TASK TO CARRY OUT
Extract every line of the records below verbatim, but leave out the pictures.

RAW RECORDS
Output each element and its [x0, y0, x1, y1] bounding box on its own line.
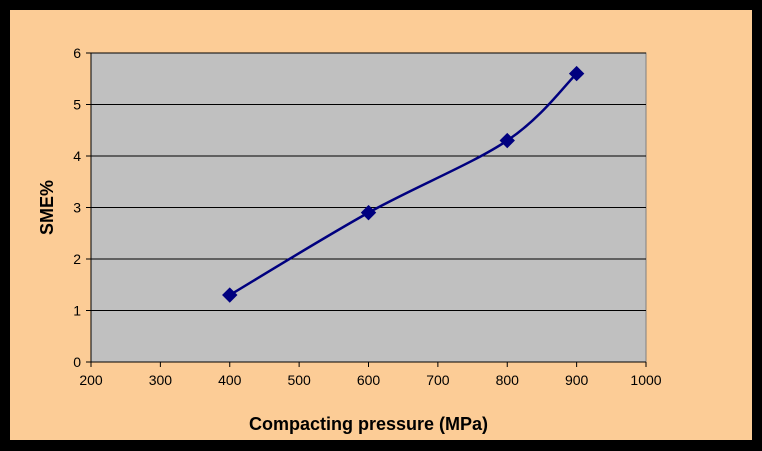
x-tick-label: 700 — [426, 372, 450, 388]
x-tick-label: 300 — [149, 372, 173, 388]
series-line — [229, 72, 578, 297]
y-tick-label: 0 — [73, 354, 81, 370]
x-tick-label: 400 — [218, 372, 242, 388]
x-tick-label: 600 — [357, 372, 381, 388]
data-point-diamond-icon — [499, 132, 515, 149]
tick-labels: 0 1 2 3 4 5 6 200 300 400 500 600 700 800 900 1000 — [73, 45, 662, 388]
x-tick-label: 900 — [565, 372, 589, 388]
x-tick-label: 1000 — [630, 372, 661, 388]
data-point-diamond-icon — [222, 287, 238, 303]
x-tick-label: 500 — [287, 372, 311, 388]
y-tick-label: 5 — [73, 97, 81, 113]
data-point-diamond-icon — [568, 65, 585, 82]
series — [222, 65, 585, 303]
axes — [86, 52, 647, 367]
data-point-diamond-icon — [360, 204, 377, 221]
y-axis-title: SME% — [37, 180, 57, 235]
x-tick-label: 200 — [79, 372, 103, 388]
y-tick-label: 6 — [73, 45, 81, 61]
y-tick-label: 4 — [73, 148, 81, 164]
x-axis-title: Compacting pressure (MPa) — [249, 414, 488, 434]
x-tick-label: 800 — [496, 372, 520, 388]
y-tick-label: 2 — [73, 251, 81, 267]
y-tick-label: 3 — [73, 200, 81, 216]
y-tick-label: 1 — [73, 303, 81, 319]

EXERCISE RESULT
Output each element and its [x0, y0, x1, y1] bounding box on its own line.
x-tick-label: 700 — [426, 372, 450, 388]
x-tick-label: 300 — [149, 372, 173, 388]
series-line — [229, 72, 578, 297]
y-tick-label: 0 — [73, 354, 81, 370]
x-tick-label: 400 — [218, 372, 242, 388]
x-tick-label: 600 — [357, 372, 381, 388]
data-point-diamond-icon — [499, 132, 515, 149]
tick-labels: 0 1 2 3 4 5 6 200 300 400 500 600 700 800 900 1000 — [73, 45, 662, 388]
x-tick-label: 900 — [565, 372, 589, 388]
x-tick-label: 1000 — [630, 372, 661, 388]
data-point-diamond-icon — [222, 287, 238, 303]
x-tick-label: 500 — [287, 372, 311, 388]
y-tick-label: 5 — [73, 97, 81, 113]
data-point-diamond-icon — [568, 65, 585, 82]
series — [222, 65, 585, 303]
axes — [86, 52, 647, 367]
data-point-diamond-icon — [360, 204, 377, 221]
y-axis-title: SME% — [37, 180, 57, 235]
x-tick-label: 200 — [79, 372, 103, 388]
y-tick-label: 6 — [73, 45, 81, 61]
y-tick-label: 4 — [73, 148, 81, 164]
x-axis-title: Compacting pressure (MPa) — [249, 414, 488, 434]
x-tick-label: 800 — [496, 372, 520, 388]
y-tick-label: 2 — [73, 251, 81, 267]
y-tick-label: 3 — [73, 200, 81, 216]
y-tick-label: 1 — [73, 303, 81, 319]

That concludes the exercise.